- PROBLEM: Isolate every line in the records below with "JSON" in it.

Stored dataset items
+ + + + +

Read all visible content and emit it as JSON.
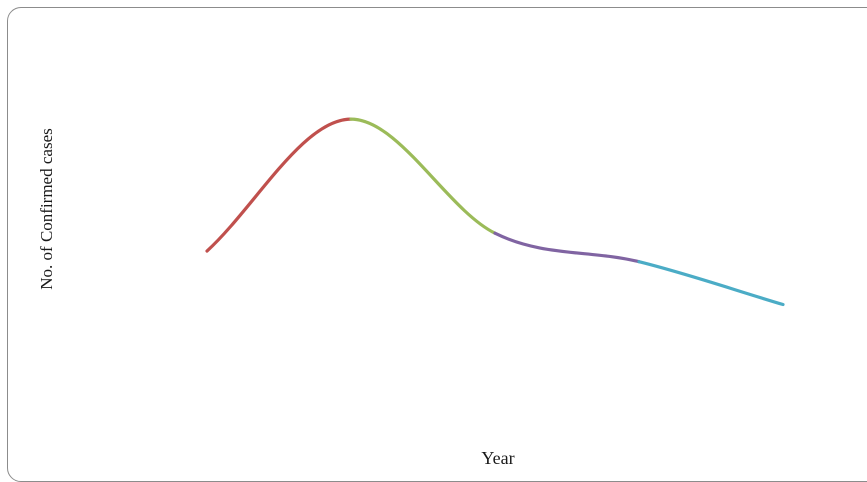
{
  "chart_data": {
    "type": "line",
    "title": "",
    "xlabel": "Year",
    "ylabel": "No. of Confirmed cases",
    "x": [
      1,
      2,
      3,
      4,
      5
    ],
    "y": [
      5.3,
      9.0,
      5.8,
      5.0,
      3.8
    ],
    "ylim": [
      0,
      11.5
    ],
    "xlim": [
      0,
      6
    ],
    "grid": false,
    "legend": "none",
    "segment_colors": [
      "#c0504d",
      "#9bbb59",
      "#8064a2",
      "#4bacc6"
    ]
  }
}
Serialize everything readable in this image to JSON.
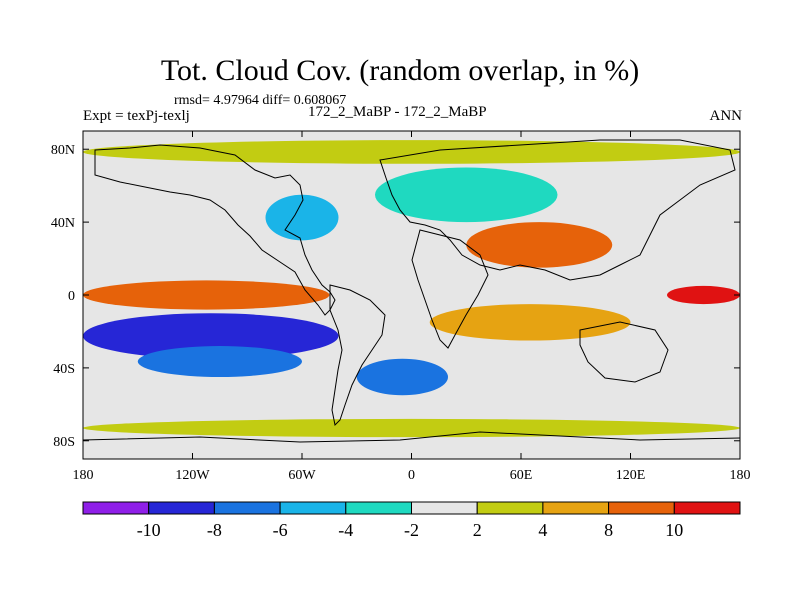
{
  "title": "Tot. Cloud Cov. (random overlap, in %)",
  "stats_line": "rmsd= 4.97964 diff= 0.608067",
  "left_label": "Expt = texPj-texlj",
  "center_label": "172_2_MaBP - 172_2_MaBP",
  "right_label": "ANN",
  "colors": {
    "contours": [
      "#8f1fe8",
      "#2626d6",
      "#1a73e0",
      "#1ab4e8",
      "#1fd9c0",
      "#e6e6e6",
      "#c2cc12",
      "#e6a312",
      "#e6620a",
      "#e01212"
    ]
  },
  "chart_data": {
    "type": "heatmap",
    "title": "Tot. Cloud Cov. (random overlap, in %)",
    "projection": "cylindrical equidistant",
    "xlim": [
      -180,
      180
    ],
    "ylim": [
      -90,
      90
    ],
    "x_ticks": [
      -180,
      -120,
      -60,
      0,
      60,
      120,
      180
    ],
    "x_tick_labels": [
      "180",
      "120W",
      "60W",
      "0",
      "60E",
      "120E",
      "180"
    ],
    "y_ticks": [
      80,
      40,
      0,
      -40,
      -80
    ],
    "y_tick_labels": [
      "80N",
      "40N",
      "0",
      "40S",
      "80S"
    ],
    "colorbar": {
      "boundaries": [
        -12,
        -10,
        -8,
        -6,
        -4,
        -2,
        2,
        4,
        8,
        10,
        12
      ],
      "labels": [
        "-10",
        "-8",
        "-6",
        "-4",
        "-2",
        "2",
        "4",
        "8",
        "10"
      ],
      "label_values": [
        -10,
        -8,
        -6,
        -4,
        -2,
        2,
        4,
        8,
        10
      ]
    },
    "regions": [
      {
        "name": "tropical-east-pacific-positive",
        "lon": [
          -180,
          -45
        ],
        "lat": [
          -8,
          8
        ],
        "value": 9
      },
      {
        "name": "south-pacific-negative-band",
        "lon": [
          -180,
          -40
        ],
        "lat": [
          -35,
          -10
        ],
        "value": -10
      },
      {
        "name": "south-pacific-dipole-edge",
        "lon": [
          -150,
          -60
        ],
        "lat": [
          -45,
          -28
        ],
        "value": -7
      },
      {
        "name": "north-atlantic-negative",
        "lon": [
          -80,
          -40
        ],
        "lat": [
          30,
          55
        ],
        "value": -6
      },
      {
        "name": "eurasia-negative",
        "lon": [
          -20,
          80
        ],
        "lat": [
          40,
          70
        ],
        "value": -4
      },
      {
        "name": "central-asia-positive",
        "lon": [
          30,
          110
        ],
        "lat": [
          15,
          40
        ],
        "value": 9
      },
      {
        "name": "indian-ocean-positive",
        "lon": [
          10,
          120
        ],
        "lat": [
          -25,
          -5
        ],
        "value": 6
      },
      {
        "name": "southern-ocean-atlantic-negative",
        "lon": [
          -30,
          20
        ],
        "lat": [
          -55,
          -35
        ],
        "value": -7
      },
      {
        "name": "west-pacific-positive",
        "lon": [
          140,
          180
        ],
        "lat": [
          -5,
          5
        ],
        "value": 11
      },
      {
        "name": "southern-high-latitudes-positive",
        "lon": [
          -180,
          180
        ],
        "lat": [
          -78,
          -68
        ],
        "value": 3
      },
      {
        "name": "northern-high-latitudes-positive",
        "lon": [
          -180,
          180
        ],
        "lat": [
          72,
          85
        ],
        "value": 3
      }
    ]
  }
}
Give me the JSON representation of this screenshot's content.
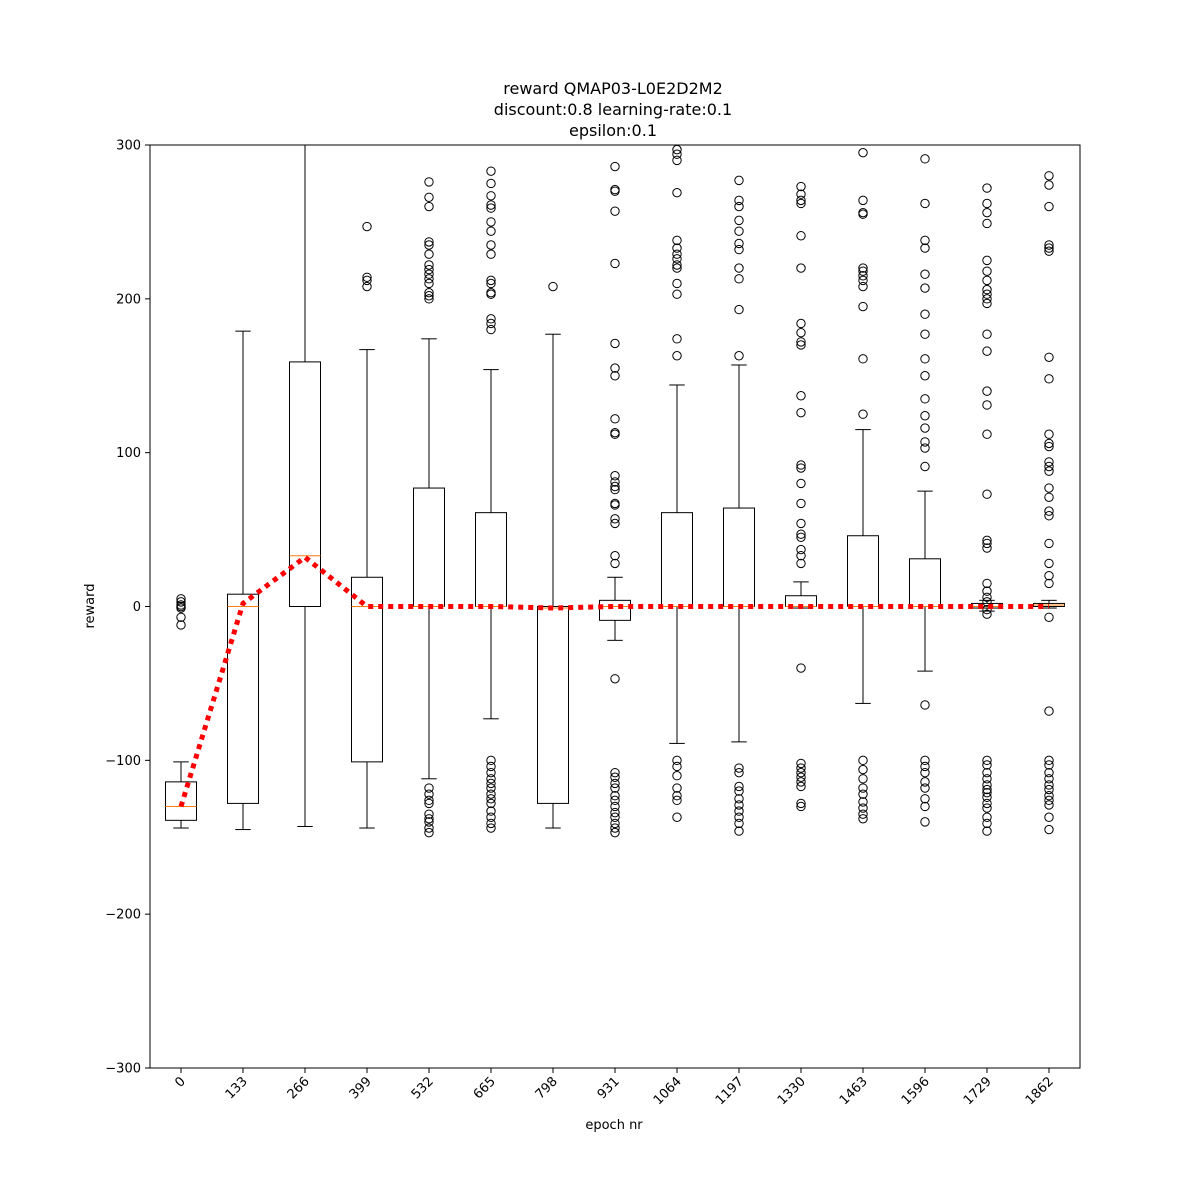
{
  "chart_data": {
    "type": "boxplot",
    "title_lines": [
      "reward QMAP03-L0E2D2M2",
      "discount:0.8 learning-rate:0.1",
      "epsilon:0.1"
    ],
    "xlabel": "epoch nr",
    "ylabel": "reward",
    "ylim": [
      -300,
      300
    ],
    "yticks": [
      -300,
      -200,
      -100,
      0,
      100,
      200,
      300
    ],
    "grid": false,
    "colors": {
      "box": "#000000",
      "median": "#ff7f0e",
      "mean_line": "#ff0000"
    },
    "categories": [
      "0",
      "133",
      "266",
      "399",
      "532",
      "665",
      "798",
      "931",
      "1064",
      "1197",
      "1330",
      "1463",
      "1596",
      "1729",
      "1862"
    ],
    "boxes": [
      {
        "q1": -139,
        "median": -130,
        "q3": -114,
        "whislo": -144,
        "whishi": -101,
        "fliers": [
          5,
          3,
          1,
          0,
          -1,
          -7,
          -12
        ]
      },
      {
        "q1": -128,
        "median": 0,
        "q3": 8,
        "whislo": -145,
        "whishi": 179,
        "fliers": []
      },
      {
        "q1": 0,
        "median": 33,
        "q3": 159,
        "whislo": -143,
        "whishi": 300,
        "fliers": []
      },
      {
        "q1": -101,
        "median": 0,
        "q3": 19,
        "whislo": -144,
        "whishi": 167,
        "fliers": [
          247,
          214,
          212,
          208
        ]
      },
      {
        "q1": 0,
        "median": 0,
        "q3": 77,
        "whislo": -112,
        "whishi": 174,
        "fliers": [
          276,
          266,
          260,
          237,
          235,
          229,
          222,
          219,
          216,
          213,
          210,
          204,
          202,
          200,
          -118,
          -122,
          -126,
          -128,
          -135,
          -138,
          -140,
          -144,
          -147
        ]
      },
      {
        "q1": 0,
        "median": 0,
        "q3": 61,
        "whislo": -73,
        "whishi": 154,
        "fliers": [
          283,
          275,
          267,
          261,
          259,
          250,
          244,
          235,
          229,
          212,
          210,
          204,
          203,
          187,
          184,
          180,
          -100,
          -104,
          -108,
          -112,
          -115,
          -118,
          -122,
          -125,
          -128,
          -133,
          -137,
          -141,
          -144
        ]
      },
      {
        "q1": -128,
        "median": -1,
        "q3": 0,
        "whislo": -144,
        "whishi": 177,
        "fliers": [
          208
        ]
      },
      {
        "q1": -9,
        "median": 0,
        "q3": 4,
        "whislo": -22,
        "whishi": 19,
        "fliers": [
          286,
          271,
          270,
          257,
          223,
          171,
          155,
          150,
          122,
          113,
          112,
          85,
          81,
          78,
          76,
          67,
          66,
          57,
          54,
          33,
          28,
          -47,
          -108,
          -111,
          -115,
          -118,
          -123,
          -126,
          -130,
          -134,
          -137,
          -141,
          -144,
          -147
        ]
      },
      {
        "q1": 0,
        "median": 0,
        "q3": 61,
        "whislo": -89,
        "whishi": 144,
        "fliers": [
          297,
          294,
          290,
          269,
          238,
          233,
          229,
          226,
          222,
          220,
          210,
          203,
          174,
          163,
          -100,
          -104,
          -110,
          -118,
          -123,
          -126,
          -137
        ]
      },
      {
        "q1": 0,
        "median": 0,
        "q3": 64,
        "whislo": -88,
        "whishi": 157,
        "fliers": [
          277,
          264,
          260,
          251,
          244,
          236,
          232,
          220,
          213,
          193,
          163,
          -105,
          -108,
          -117,
          -120,
          -125,
          -129,
          -133,
          -137,
          -141,
          -146
        ]
      },
      {
        "q1": 0,
        "median": 0,
        "q3": 7,
        "whislo": -1,
        "whishi": 16,
        "fliers": [
          273,
          268,
          264,
          262,
          241,
          220,
          184,
          178,
          172,
          170,
          137,
          126,
          92,
          90,
          80,
          67,
          54,
          47,
          45,
          37,
          33,
          28,
          -40,
          -102,
          -105,
          -108,
          -111,
          -114,
          -117,
          -128,
          -130
        ]
      },
      {
        "q1": 0,
        "median": 0,
        "q3": 46,
        "whislo": -63,
        "whishi": 115,
        "fliers": [
          295,
          264,
          256,
          255,
          220,
          218,
          215,
          212,
          208,
          195,
          161,
          125,
          -100,
          -106,
          -112,
          -118,
          -122,
          -127,
          -131,
          -135,
          -138
        ]
      },
      {
        "q1": 0,
        "median": 0,
        "q3": 31,
        "whislo": -42,
        "whishi": 75,
        "fliers": [
          291,
          262,
          238,
          233,
          216,
          207,
          190,
          177,
          161,
          150,
          135,
          124,
          116,
          107,
          103,
          91,
          -64,
          -100,
          -104,
          -108,
          -114,
          -118,
          -125,
          -130,
          -140
        ]
      },
      {
        "q1": -1,
        "median": 0,
        "q3": 2,
        "whislo": -3,
        "whishi": 4,
        "fliers": [
          272,
          262,
          256,
          249,
          225,
          218,
          212,
          206,
          203,
          200,
          197,
          177,
          166,
          140,
          131,
          112,
          73,
          43,
          41,
          38,
          15,
          10,
          6,
          3,
          -2,
          -5,
          -100,
          -103,
          -108,
          -112,
          -116,
          -119,
          -121,
          -124,
          -128,
          -131,
          -137,
          -141,
          -146
        ]
      },
      {
        "q1": 0,
        "median": 1,
        "q3": 2,
        "whislo": -1,
        "whishi": 4,
        "fliers": [
          280,
          274,
          260,
          235,
          233,
          231,
          162,
          148,
          112,
          106,
          104,
          94,
          91,
          88,
          77,
          71,
          62,
          59,
          41,
          28,
          20,
          15,
          -7,
          -68,
          -100,
          -103,
          -108,
          -112,
          -116,
          -119,
          -123,
          -126,
          -129,
          -137,
          -145
        ]
      }
    ],
    "mean_line": [
      -130,
      2,
      32,
      0,
      0,
      0,
      -1,
      0,
      0,
      0,
      0,
      0,
      0,
      0,
      0
    ]
  }
}
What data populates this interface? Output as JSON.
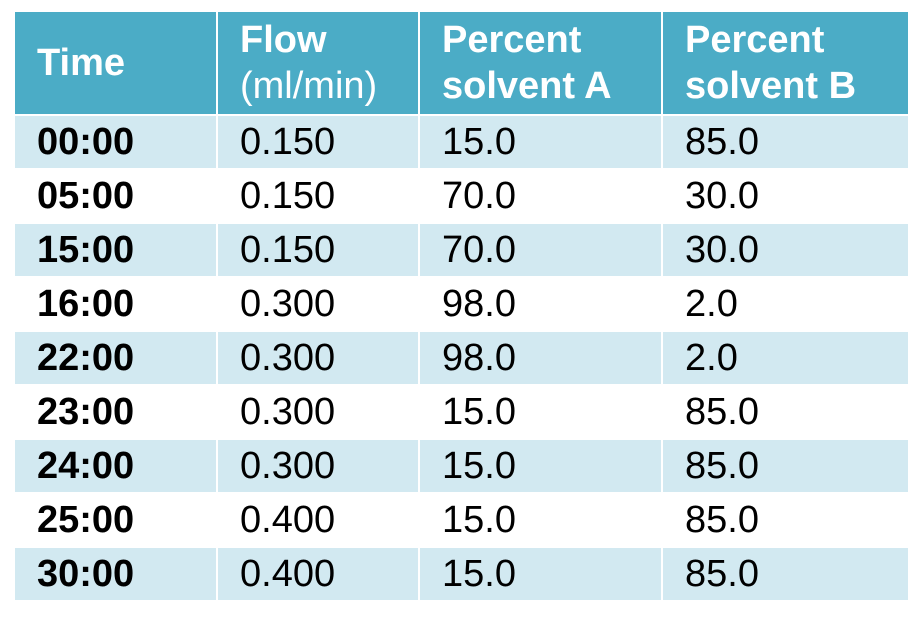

+ + + + +

- ANSWER TO THE PROBLEM:
Read all visible content and emit it as JSON.
Serialize everything readable in this image to JSON.
Give me the JSON representation of this screenshot's content.
What data populates this interface? Output as JSON.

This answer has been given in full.